____ REGISTROS ALMACENADOS

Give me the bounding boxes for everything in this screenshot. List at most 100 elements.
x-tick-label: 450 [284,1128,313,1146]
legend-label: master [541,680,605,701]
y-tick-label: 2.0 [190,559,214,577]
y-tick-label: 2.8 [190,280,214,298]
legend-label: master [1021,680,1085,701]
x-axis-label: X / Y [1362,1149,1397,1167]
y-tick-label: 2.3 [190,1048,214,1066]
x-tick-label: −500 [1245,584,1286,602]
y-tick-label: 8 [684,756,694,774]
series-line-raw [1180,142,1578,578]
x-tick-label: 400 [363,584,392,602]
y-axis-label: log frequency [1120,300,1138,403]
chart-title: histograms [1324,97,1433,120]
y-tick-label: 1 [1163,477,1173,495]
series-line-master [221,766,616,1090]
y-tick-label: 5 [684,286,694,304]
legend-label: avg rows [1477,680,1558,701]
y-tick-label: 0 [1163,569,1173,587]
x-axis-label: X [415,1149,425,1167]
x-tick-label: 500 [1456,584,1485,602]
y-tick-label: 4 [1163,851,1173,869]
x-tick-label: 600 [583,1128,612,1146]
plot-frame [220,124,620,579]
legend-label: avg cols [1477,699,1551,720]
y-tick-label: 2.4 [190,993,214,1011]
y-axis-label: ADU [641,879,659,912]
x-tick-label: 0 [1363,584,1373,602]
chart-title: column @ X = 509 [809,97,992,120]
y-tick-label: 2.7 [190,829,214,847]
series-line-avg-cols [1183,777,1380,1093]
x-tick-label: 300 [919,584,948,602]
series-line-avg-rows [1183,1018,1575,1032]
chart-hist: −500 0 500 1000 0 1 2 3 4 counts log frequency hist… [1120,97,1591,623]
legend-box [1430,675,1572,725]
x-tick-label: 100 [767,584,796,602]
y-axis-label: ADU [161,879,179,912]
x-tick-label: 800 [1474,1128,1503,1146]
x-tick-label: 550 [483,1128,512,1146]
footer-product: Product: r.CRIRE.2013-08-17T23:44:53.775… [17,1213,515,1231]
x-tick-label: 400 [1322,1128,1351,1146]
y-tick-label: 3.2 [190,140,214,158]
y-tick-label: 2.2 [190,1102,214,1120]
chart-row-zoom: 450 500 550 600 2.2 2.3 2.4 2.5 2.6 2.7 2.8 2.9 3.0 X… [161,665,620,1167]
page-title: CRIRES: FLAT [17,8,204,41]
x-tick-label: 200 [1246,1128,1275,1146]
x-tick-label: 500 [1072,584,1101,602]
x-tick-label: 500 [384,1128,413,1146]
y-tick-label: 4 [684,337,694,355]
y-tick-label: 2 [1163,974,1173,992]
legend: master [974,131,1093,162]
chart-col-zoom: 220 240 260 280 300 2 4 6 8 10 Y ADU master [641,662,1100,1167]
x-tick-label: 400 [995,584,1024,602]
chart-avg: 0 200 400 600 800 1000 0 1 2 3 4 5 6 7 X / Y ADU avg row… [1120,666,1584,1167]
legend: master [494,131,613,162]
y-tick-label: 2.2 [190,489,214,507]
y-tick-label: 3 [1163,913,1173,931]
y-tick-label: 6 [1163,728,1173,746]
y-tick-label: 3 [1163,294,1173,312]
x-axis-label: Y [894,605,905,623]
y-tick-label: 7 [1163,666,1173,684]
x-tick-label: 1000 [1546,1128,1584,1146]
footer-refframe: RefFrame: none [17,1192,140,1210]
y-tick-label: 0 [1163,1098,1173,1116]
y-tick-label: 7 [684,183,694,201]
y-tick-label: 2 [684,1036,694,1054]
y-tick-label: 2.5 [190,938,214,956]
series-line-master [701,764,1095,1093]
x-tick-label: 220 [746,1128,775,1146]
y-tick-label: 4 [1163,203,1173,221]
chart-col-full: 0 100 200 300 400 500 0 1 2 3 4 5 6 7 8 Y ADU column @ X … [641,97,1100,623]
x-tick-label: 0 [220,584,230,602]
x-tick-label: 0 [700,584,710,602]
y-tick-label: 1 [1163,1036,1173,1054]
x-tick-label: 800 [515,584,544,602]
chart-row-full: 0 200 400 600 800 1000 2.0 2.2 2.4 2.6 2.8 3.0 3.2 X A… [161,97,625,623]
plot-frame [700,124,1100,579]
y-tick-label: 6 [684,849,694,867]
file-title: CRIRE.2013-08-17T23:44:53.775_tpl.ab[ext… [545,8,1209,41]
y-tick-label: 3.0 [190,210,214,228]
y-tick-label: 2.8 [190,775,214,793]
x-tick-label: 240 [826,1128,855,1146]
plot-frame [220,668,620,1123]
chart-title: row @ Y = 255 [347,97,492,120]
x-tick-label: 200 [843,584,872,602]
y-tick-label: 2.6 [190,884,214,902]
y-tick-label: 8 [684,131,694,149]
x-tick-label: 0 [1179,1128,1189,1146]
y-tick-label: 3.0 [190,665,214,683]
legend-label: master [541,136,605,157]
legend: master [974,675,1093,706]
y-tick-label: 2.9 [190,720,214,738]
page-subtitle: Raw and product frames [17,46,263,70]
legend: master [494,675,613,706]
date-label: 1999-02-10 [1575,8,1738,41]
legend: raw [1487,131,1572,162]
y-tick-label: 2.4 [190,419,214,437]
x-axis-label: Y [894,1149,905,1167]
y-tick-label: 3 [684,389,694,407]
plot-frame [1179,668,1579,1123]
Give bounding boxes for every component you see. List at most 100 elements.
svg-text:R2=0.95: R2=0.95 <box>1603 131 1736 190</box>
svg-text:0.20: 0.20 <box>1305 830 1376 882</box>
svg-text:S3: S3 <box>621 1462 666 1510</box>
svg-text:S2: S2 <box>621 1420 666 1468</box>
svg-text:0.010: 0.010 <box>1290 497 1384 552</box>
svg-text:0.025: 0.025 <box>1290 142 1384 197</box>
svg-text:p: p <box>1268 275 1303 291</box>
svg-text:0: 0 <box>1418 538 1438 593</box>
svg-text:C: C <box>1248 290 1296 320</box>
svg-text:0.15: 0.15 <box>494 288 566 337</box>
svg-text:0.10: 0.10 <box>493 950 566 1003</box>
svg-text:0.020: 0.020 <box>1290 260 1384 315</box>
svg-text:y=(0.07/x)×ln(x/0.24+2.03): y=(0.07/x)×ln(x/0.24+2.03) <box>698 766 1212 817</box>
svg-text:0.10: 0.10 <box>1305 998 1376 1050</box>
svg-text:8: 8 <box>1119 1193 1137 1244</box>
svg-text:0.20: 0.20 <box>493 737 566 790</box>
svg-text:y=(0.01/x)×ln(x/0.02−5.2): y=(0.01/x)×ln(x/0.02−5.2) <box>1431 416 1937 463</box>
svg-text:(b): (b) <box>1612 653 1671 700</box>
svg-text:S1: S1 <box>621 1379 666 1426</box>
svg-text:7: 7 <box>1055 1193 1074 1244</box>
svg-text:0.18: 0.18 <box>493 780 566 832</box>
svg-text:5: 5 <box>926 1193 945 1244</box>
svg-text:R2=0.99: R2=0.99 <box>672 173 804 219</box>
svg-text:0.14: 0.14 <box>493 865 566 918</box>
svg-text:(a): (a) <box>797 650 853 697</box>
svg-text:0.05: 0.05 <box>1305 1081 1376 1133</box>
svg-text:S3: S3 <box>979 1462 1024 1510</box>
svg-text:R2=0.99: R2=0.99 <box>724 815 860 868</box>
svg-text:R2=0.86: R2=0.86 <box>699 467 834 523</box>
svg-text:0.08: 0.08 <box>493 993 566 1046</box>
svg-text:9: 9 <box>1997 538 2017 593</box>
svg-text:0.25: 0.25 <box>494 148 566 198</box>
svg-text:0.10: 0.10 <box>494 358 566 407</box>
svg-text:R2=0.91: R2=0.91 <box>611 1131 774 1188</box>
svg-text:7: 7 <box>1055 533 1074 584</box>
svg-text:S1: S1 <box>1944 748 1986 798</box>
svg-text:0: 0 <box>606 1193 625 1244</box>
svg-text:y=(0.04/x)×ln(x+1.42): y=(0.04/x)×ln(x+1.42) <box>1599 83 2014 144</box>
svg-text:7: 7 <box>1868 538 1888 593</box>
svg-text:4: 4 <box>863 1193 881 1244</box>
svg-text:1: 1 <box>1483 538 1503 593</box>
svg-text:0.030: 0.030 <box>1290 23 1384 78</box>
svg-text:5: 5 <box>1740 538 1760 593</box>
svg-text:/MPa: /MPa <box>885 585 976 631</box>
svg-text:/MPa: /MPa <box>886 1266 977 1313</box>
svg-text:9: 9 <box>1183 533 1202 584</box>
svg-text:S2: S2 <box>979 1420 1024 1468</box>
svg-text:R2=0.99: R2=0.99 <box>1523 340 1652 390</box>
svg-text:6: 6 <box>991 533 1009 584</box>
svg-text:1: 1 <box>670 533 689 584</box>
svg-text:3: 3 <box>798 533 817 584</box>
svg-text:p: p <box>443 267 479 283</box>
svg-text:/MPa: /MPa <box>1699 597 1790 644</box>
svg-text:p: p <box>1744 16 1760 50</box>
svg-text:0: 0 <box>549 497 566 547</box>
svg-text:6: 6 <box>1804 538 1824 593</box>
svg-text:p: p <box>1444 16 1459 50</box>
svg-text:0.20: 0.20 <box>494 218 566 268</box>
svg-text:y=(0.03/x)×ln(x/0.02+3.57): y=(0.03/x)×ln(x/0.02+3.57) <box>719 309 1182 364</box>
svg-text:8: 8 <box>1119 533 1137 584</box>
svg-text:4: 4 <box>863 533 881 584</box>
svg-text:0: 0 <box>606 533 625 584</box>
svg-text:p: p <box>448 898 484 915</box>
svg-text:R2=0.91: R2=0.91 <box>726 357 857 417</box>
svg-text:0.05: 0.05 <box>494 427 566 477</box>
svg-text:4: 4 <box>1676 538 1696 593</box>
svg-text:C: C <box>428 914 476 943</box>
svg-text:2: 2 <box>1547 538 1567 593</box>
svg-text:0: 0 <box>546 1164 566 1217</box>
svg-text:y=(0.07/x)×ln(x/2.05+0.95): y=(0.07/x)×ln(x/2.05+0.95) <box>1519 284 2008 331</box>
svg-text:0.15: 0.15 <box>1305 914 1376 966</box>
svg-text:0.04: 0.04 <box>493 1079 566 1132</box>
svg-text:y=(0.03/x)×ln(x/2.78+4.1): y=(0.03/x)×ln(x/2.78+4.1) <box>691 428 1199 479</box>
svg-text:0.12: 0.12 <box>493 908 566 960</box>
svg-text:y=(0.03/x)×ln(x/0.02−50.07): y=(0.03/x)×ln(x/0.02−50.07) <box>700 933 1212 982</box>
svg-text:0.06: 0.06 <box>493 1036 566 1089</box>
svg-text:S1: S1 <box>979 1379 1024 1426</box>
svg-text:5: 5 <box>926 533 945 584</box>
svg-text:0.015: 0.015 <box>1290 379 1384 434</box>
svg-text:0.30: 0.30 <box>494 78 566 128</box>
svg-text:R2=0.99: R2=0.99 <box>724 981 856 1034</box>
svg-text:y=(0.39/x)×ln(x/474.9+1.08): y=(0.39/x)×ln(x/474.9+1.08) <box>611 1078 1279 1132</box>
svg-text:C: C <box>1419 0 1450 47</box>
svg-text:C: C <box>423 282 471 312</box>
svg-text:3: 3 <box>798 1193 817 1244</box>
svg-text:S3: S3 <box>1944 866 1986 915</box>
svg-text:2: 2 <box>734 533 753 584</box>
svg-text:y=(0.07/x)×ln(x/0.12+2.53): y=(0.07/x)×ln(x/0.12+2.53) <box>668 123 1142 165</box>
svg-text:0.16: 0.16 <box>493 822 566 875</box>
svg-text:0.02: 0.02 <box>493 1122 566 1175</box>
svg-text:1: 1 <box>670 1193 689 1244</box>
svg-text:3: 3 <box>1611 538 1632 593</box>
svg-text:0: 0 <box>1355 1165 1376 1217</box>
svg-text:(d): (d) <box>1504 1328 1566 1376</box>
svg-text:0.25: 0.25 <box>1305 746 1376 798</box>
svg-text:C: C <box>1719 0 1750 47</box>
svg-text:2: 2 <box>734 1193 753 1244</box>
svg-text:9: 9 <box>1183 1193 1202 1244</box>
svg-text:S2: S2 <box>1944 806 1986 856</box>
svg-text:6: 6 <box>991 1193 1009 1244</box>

________

▶ _QUÉ SE PIDE_
Reproduce sin cambios las filas de arriba, empezando por la primera y terminando en la que contiene "y-tick-label: 1 [1163,477,1173,495]". Incluye ambas.

▶ _SOLUCIÓN DEL PROBLEMA_
Give me the bounding boxes for everything in this screenshot. List at most 100 elements.
x-tick-label: 450 [284,1128,313,1146]
legend-label: master [541,680,605,701]
y-tick-label: 2.0 [190,559,214,577]
y-tick-label: 2.8 [190,280,214,298]
legend-label: master [1021,680,1085,701]
x-axis-label: X / Y [1362,1149,1397,1167]
y-tick-label: 2.3 [190,1048,214,1066]
x-tick-label: −500 [1245,584,1286,602]
y-tick-label: 8 [684,756,694,774]
series-line-raw [1180,142,1578,578]
x-tick-label: 400 [363,584,392,602]
y-axis-label: log frequency [1120,300,1138,403]
chart-title: histograms [1324,97,1433,120]
y-tick-label: 1 [1163,477,1173,495]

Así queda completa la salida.